***** EXTRACTED DATA *****

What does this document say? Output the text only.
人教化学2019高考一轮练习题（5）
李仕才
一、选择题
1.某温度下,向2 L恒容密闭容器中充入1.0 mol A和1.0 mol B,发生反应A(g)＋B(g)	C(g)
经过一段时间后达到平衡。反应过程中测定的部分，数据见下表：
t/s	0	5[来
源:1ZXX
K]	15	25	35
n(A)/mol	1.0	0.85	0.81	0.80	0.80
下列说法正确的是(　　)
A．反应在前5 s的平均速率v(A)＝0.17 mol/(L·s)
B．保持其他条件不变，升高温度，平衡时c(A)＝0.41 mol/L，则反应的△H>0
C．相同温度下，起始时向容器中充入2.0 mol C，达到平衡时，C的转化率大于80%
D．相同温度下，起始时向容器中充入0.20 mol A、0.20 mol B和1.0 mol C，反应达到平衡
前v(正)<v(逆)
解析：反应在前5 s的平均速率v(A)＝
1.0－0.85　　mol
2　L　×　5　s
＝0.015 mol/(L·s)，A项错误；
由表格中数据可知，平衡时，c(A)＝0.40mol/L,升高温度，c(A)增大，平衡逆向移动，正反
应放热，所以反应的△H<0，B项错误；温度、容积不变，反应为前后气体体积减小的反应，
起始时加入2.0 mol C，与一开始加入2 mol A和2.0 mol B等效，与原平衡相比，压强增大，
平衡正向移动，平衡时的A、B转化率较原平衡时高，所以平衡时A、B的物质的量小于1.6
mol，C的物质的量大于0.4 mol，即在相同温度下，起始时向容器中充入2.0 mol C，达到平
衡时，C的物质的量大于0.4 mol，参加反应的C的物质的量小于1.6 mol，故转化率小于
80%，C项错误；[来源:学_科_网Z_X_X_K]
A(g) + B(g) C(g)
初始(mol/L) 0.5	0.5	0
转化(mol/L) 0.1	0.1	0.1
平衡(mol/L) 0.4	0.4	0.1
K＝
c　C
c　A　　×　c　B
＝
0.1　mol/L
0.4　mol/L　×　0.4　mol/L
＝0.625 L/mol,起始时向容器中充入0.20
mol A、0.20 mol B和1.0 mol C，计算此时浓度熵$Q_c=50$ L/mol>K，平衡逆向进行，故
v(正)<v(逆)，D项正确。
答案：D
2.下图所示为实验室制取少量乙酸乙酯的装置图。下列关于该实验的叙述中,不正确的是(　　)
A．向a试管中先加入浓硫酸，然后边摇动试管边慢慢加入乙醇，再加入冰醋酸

*****

§ **WHAT YOU HAVE TO DO**:
Each line above that includes "升高温度" counts once; state the total and nothing more.

§ **TASK RESULT**:
2